-- BEGIN PROVIDED RECORDS --

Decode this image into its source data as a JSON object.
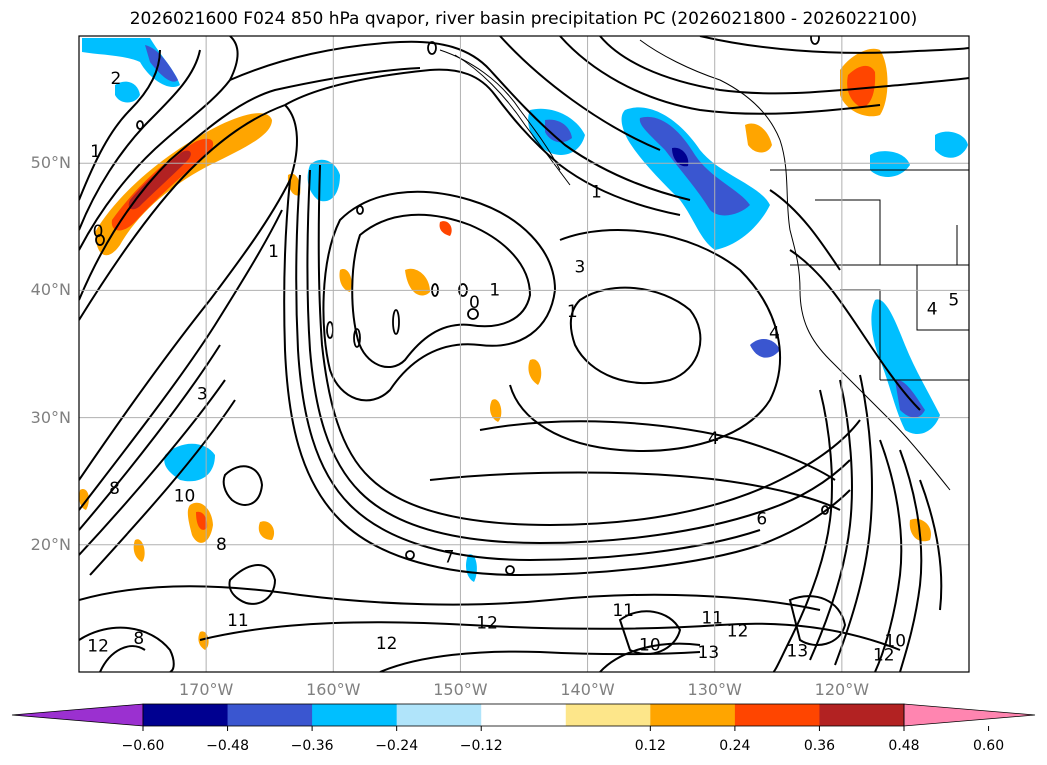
{
  "title": "2026021600 F024 850 hPa qvapor, river basin precipitation PC (2026021800 - 2026022100)",
  "map": {
    "lon_range": [
      -180,
      -110
    ],
    "lat_range": [
      10,
      60
    ],
    "lat_ticks": [
      {
        "value": 20,
        "label": "20°N"
      },
      {
        "value": 30,
        "label": "30°N"
      },
      {
        "value": 40,
        "label": "40°N"
      },
      {
        "value": 50,
        "label": "50°N"
      }
    ],
    "lon_ticks": [
      {
        "value": -170,
        "label": "170°W"
      },
      {
        "value": -160,
        "label": "160°W"
      },
      {
        "value": -150,
        "label": "150°W"
      },
      {
        "value": -140,
        "label": "140°W"
      },
      {
        "value": -130,
        "label": "130°W"
      },
      {
        "value": -120,
        "label": "120°W"
      }
    ],
    "grid": true,
    "contour_labels": [
      {
        "text": "2",
        "lon": -177.1,
        "lat": 56.6
      },
      {
        "text": "1",
        "lon": -178.7,
        "lat": 50.9
      },
      {
        "text": "0",
        "lon": -178.5,
        "lat": 44.6
      },
      {
        "text": "3",
        "lon": -170.3,
        "lat": 31.8
      },
      {
        "text": "8",
        "lon": -177.2,
        "lat": 24.4
      },
      {
        "text": "10",
        "lon": -171.7,
        "lat": 23.8
      },
      {
        "text": "8",
        "lon": -168.8,
        "lat": 20.0
      },
      {
        "text": "11",
        "lon": -167.5,
        "lat": 14.0
      },
      {
        "text": "12",
        "lon": -178.5,
        "lat": 12.0
      },
      {
        "text": "8",
        "lon": -175.3,
        "lat": 12.6
      },
      {
        "text": "7",
        "lon": -150.9,
        "lat": 19.0
      },
      {
        "text": "12",
        "lon": -155.8,
        "lat": 12.2
      },
      {
        "text": "12",
        "lon": -147.9,
        "lat": 13.8
      },
      {
        "text": "11",
        "lon": -137.2,
        "lat": 14.8
      },
      {
        "text": "10",
        "lon": -135.1,
        "lat": 12.1
      },
      {
        "text": "11",
        "lon": -130.2,
        "lat": 14.2
      },
      {
        "text": "12",
        "lon": -128.2,
        "lat": 13.2
      },
      {
        "text": "13",
        "lon": -130.5,
        "lat": 11.5
      },
      {
        "text": "13",
        "lon": -123.5,
        "lat": 11.6
      },
      {
        "text": "12",
        "lon": -116.7,
        "lat": 11.3
      },
      {
        "text": "10",
        "lon": -115.8,
        "lat": 12.4
      },
      {
        "text": "4",
        "lon": -130.1,
        "lat": 28.3
      },
      {
        "text": "6",
        "lon": -126.3,
        "lat": 22.0
      },
      {
        "text": "1",
        "lon": -141.2,
        "lat": 38.3
      },
      {
        "text": "3",
        "lon": -140.6,
        "lat": 41.8
      },
      {
        "text": "1",
        "lon": -139.3,
        "lat": 47.7
      },
      {
        "text": "1",
        "lon": -147.3,
        "lat": 40.0
      },
      {
        "text": "0",
        "lon": -148.9,
        "lat": 39.0
      },
      {
        "text": "1",
        "lon": -164.7,
        "lat": 43.0
      },
      {
        "text": "4",
        "lon": -125.3,
        "lat": 36.6
      },
      {
        "text": "5",
        "lon": -111.2,
        "lat": 39.2
      },
      {
        "text": "4",
        "lon": -112.9,
        "lat": 38.5
      }
    ]
  },
  "colorbar": {
    "ticks": [
      "−0.60",
      "−0.48",
      "−0.36",
      "−0.24",
      "−0.12",
      "0.12",
      "0.24",
      "0.36",
      "0.48",
      "0.60"
    ],
    "levels": [
      -0.72,
      -0.6,
      -0.48,
      -0.36,
      -0.24,
      -0.12,
      0.12,
      0.24,
      0.36,
      0.48,
      0.6,
      0.72
    ],
    "colors": [
      "#9b30d0",
      "#000090",
      "#3a56d0",
      "#00bfff",
      "#b0e4fa",
      "#ffffff",
      "#fde68a",
      "#ffa500",
      "#ff4500",
      "#b22222",
      "#ff85b0"
    ],
    "extend": "both"
  }
}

-- END PROVIDED RECORDS --

WHAT THE TASK REQUIRES:
Give the material again exactly as it is, but keep the pictures out.

TASK OUTPUT:
Decode this image into its source data as a JSON object.
{
  "title": "2026021600 F024 850 hPa qvapor, river basin precipitation PC (2026021800 - 2026022100)",
  "map": {
    "lon_range": [
      -180,
      -110
    ],
    "lat_range": [
      10,
      60
    ],
    "lat_ticks": [
      {
        "value": 20,
        "label": "20°N"
      },
      {
        "value": 30,
        "label": "30°N"
      },
      {
        "value": 40,
        "label": "40°N"
      },
      {
        "value": 50,
        "label": "50°N"
      }
    ],
    "lon_ticks": [
      {
        "value": -170,
        "label": "170°W"
      },
      {
        "value": -160,
        "label": "160°W"
      },
      {
        "value": -150,
        "label": "150°W"
      },
      {
        "value": -140,
        "label": "140°W"
      },
      {
        "value": -130,
        "label": "130°W"
      },
      {
        "value": -120,
        "label": "120°W"
      }
    ],
    "grid": true,
    "contour_labels": [
      {
        "text": "2",
        "lon": -177.1,
        "lat": 56.6
      },
      {
        "text": "1",
        "lon": -178.7,
        "lat": 50.9
      },
      {
        "text": "0",
        "lon": -178.5,
        "lat": 44.6
      },
      {
        "text": "3",
        "lon": -170.3,
        "lat": 31.8
      },
      {
        "text": "8",
        "lon": -177.2,
        "lat": 24.4
      },
      {
        "text": "10",
        "lon": -171.7,
        "lat": 23.8
      },
      {
        "text": "8",
        "lon": -168.8,
        "lat": 20.0
      },
      {
        "text": "11",
        "lon": -167.5,
        "lat": 14.0
      },
      {
        "text": "12",
        "lon": -178.5,
        "lat": 12.0
      },
      {
        "text": "8",
        "lon": -175.3,
        "lat": 12.6
      },
      {
        "text": "7",
        "lon": -150.9,
        "lat": 19.0
      },
      {
        "text": "12",
        "lon": -155.8,
        "lat": 12.2
      },
      {
        "text": "12",
        "lon": -147.9,
        "lat": 13.8
      },
      {
        "text": "11",
        "lon": -137.2,
        "lat": 14.8
      },
      {
        "text": "10",
        "lon": -135.1,
        "lat": 12.1
      },
      {
        "text": "11",
        "lon": -130.2,
        "lat": 14.2
      },
      {
        "text": "12",
        "lon": -128.2,
        "lat": 13.2
      },
      {
        "text": "13",
        "lon": -130.5,
        "lat": 11.5
      },
      {
        "text": "13",
        "lon": -123.5,
        "lat": 11.6
      },
      {
        "text": "12",
        "lon": -116.7,
        "lat": 11.3
      },
      {
        "text": "10",
        "lon": -115.8,
        "lat": 12.4
      },
      {
        "text": "4",
        "lon": -130.1,
        "lat": 28.3
      },
      {
        "text": "6",
        "lon": -126.3,
        "lat": 22.0
      },
      {
        "text": "1",
        "lon": -141.2,
        "lat": 38.3
      },
      {
        "text": "3",
        "lon": -140.6,
        "lat": 41.8
      },
      {
        "text": "1",
        "lon": -139.3,
        "lat": 47.7
      },
      {
        "text": "1",
        "lon": -147.3,
        "lat": 40.0
      },
      {
        "text": "0",
        "lon": -148.9,
        "lat": 39.0
      },
      {
        "text": "1",
        "lon": -164.7,
        "lat": 43.0
      },
      {
        "text": "4",
        "lon": -125.3,
        "lat": 36.6
      },
      {
        "text": "5",
        "lon": -111.2,
        "lat": 39.2
      },
      {
        "text": "4",
        "lon": -112.9,
        "lat": 38.5
      }
    ]
  },
  "colorbar": {
    "ticks": [
      "−0.60",
      "−0.48",
      "−0.36",
      "−0.24",
      "−0.12",
      "0.12",
      "0.24",
      "0.36",
      "0.48",
      "0.60"
    ],
    "levels": [
      -0.72,
      -0.6,
      -0.48,
      -0.36,
      -0.24,
      -0.12,
      0.12,
      0.24,
      0.36,
      0.48,
      0.6,
      0.72
    ],
    "colors": [
      "#9b30d0",
      "#000090",
      "#3a56d0",
      "#00bfff",
      "#b0e4fa",
      "#ffffff",
      "#fde68a",
      "#ffa500",
      "#ff4500",
      "#b22222",
      "#ff85b0"
    ],
    "extend": "both"
  }
}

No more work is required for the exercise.